* Given task 1:
In the forum post about moving, roughly how far is the new house from where the family lives now?
* Given task 2:
Rewrite the paragraph beginning "So my spouse has" from the forum post about moving as a short bulleted list of its main facts.
* Given task 3:
Continue the forum page about moving from where it stops.

··· Selected extract ···

Join the Meeting Place for Moms!
Talk to other moms, share advice, and have fun!

(minimum 6 characters)

Move or just stay here

So my spouse has deciede to build a house where he is from. It's about 150 miles away from where we live at now and where I grew up. I don't have a problem with moving away except I'll be leaving my family behind to start a life with our family. The problem I'm running into is that he keeps reminding me its his house not ours so I have no say so what's so ever in his building this house. Then he tells me that when we move he is goin back to school full-time and working part time to pay his bills and that I have to get a full time to pay my bills and pay daycare for our daughter. Now I cut my hours at work when my daughter was born so that I didn't have to pay daycare and I could work around his schedule because he didn't want me working. The thing that gets me about this whole moving part since it's his house does that mean he can just kick me out cause im just a visitor since it's his house. Why would I have to just pay for daycare to have someone else take care of my daughter. While he gets to better himself in school and me jus work

Answer Question
 
Anonymous

Asked by Anonymous at 3:22 PM on Apr. 6, 2011 in Money & Work

Answers (10)

··· Data rows ···

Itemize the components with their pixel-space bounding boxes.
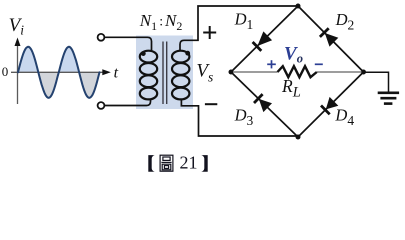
label minus (Vs)	[205, 103, 217, 105]
terminal bottom-left	[98, 102, 105, 109]
label + (Vo)	[267, 60, 276, 68]
sine negative lobe 1 fill	[38, 72, 58, 98]
t axis horizontal	[11, 69, 111, 75]
bridge edge bottom-right	[298, 72, 364, 137]
svg-text:0: 0	[2, 64, 9, 79]
caption hanzi tu (figure)	[160, 155, 173, 171]
transformer shading rect	[136, 36, 193, 110]
node bottom	[296, 135, 301, 140]
ground symbol	[378, 93, 399, 104]
wire load right (gray)	[317, 71, 362, 73]
label + (Vs)	[203, 26, 216, 39]
bridge edge bottom-left	[231, 72, 298, 137]
bridge edge top-right	[298, 6, 364, 72]
svg-text:t: t	[114, 64, 119, 81]
Vi axis vertical	[15, 38, 21, 105]
wire secondary top to bridge top node	[180, 6, 298, 51]
polarity dot primary	[141, 51, 146, 56]
resistor RL	[278, 66, 317, 77]
bridge edge top-left	[231, 6, 298, 72]
sine positive lobe 2 fill	[59, 47, 79, 73]
primary coil L1	[140, 51, 157, 100]
wire right node to ground	[366, 72, 389, 91]
label minus (Vo)	[315, 63, 323, 65]
svg-text::: :	[159, 15, 163, 30]
secondary coil L2	[172, 51, 189, 100]
caption bracket left	[148, 155, 154, 172]
caption bracket right	[201, 155, 207, 172]
node top	[296, 4, 301, 9]
diode D1	[253, 31, 273, 51]
sine wave Vi curve	[18, 47, 100, 98]
wire primary top	[105, 37, 152, 51]
diode D2	[320, 28, 338, 46]
wire secondary bottom to bridge bottom node	[181, 99, 298, 136]
wire load left (gray)	[233, 71, 278, 73]
wire primary bottom	[105, 99, 151, 106]
sine positive lobe 1 fill	[18, 47, 38, 73]
node left	[229, 70, 234, 75]
transformer core	[163, 42, 167, 105]
node right	[361, 70, 366, 75]
diode D3	[254, 94, 272, 112]
terminal top-left	[98, 34, 105, 41]
polarity dot secondary	[185, 51, 190, 56]
sine negative lobe 2 fill	[79, 72, 99, 98]
diode D4	[321, 97, 338, 114]
svg-text:21: 21	[180, 153, 198, 173]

···

* Task answer 1:
It is about 150 miles away.

* Task answer 2:
- The spouse has decided to build a house in his hometown, about 150 miles from where they live now and where the writer grew up.
- The writer doesn't mind moving but will be leaving family behind.
- He keeps saying it is his house, not theirs, so the writer has no say in building it.
- After the move, he plans to go back to school full-time and work part-time to pay his bills.
- He says the writer must get a full-time job to pay the writer's own bills and daycare for their daughter.
- The writer cut work hours when the daughter was born to avoid daycare costs and fit his schedule, because he didn't want the writer working.
- The writer worries that because it is his house, he could kick the writer out as a mere visitor.
- The writer questions paying for daycare while he improves himself in school and the writer only works.

* Task answer 3:
  • I wouldn't go anyplace without first discussing the issues. He is your husband...not your boss. The home would be both of yours, not just his. Stay put until this gets resolved.
    Renee3K

    Answer by Renee3K at 3:25 PM on Apr. 6, 2011

  • I immediately have concern with the first line in your post

    "So my spouse has deciede to build a house where he is from"

    HE decided. Why was it not a mutual decision, and then again:

    "he tells me that when we move he is goin back to school full-time and working part time to pay his bills and that I have to get a full time to pay my bills and pay daycare for our daughter"

    Again HE is TELLING you. Sounds to me like you don't have much of a partnership in your marriage. It doesn't matter if he builds this house it's just as much yours. It is a marital asset and you have rights to it whether he likes it or not. I would say step up and start demanding your equality and voice in this marriage. Unless a male dominated marriage is what you were looking/prepared for
    kayslay

    Answer by kayslay at 3:29 PM on Apr. 6, 2011

  • Is your state a community property state? If so I have one word for you..........................HALF
    ochsamom

    Answer by ochsamom at 3:34 PM on Apr. 6, 2011

  • Stay
    shynu

    Answer by shynu at 3:43 PM on Apr. 6, 2011

  • Sounds like something is not working in your marriage. If I were you I would having a major heart to heart.
    Melbornj

    Answer by Melbornj at 3:43 PM on Apr. 6, 2011

  • Frankly his attitude would not sit well with me, and it would make me NOT want to move - as HE is acting like a dictator (telling you it is HIS house, and things will be HIS way), and he is not taking your feelings into consideration or giving you a say. A marriage is a partnership where both people make the decisions, not one person calling all the shots!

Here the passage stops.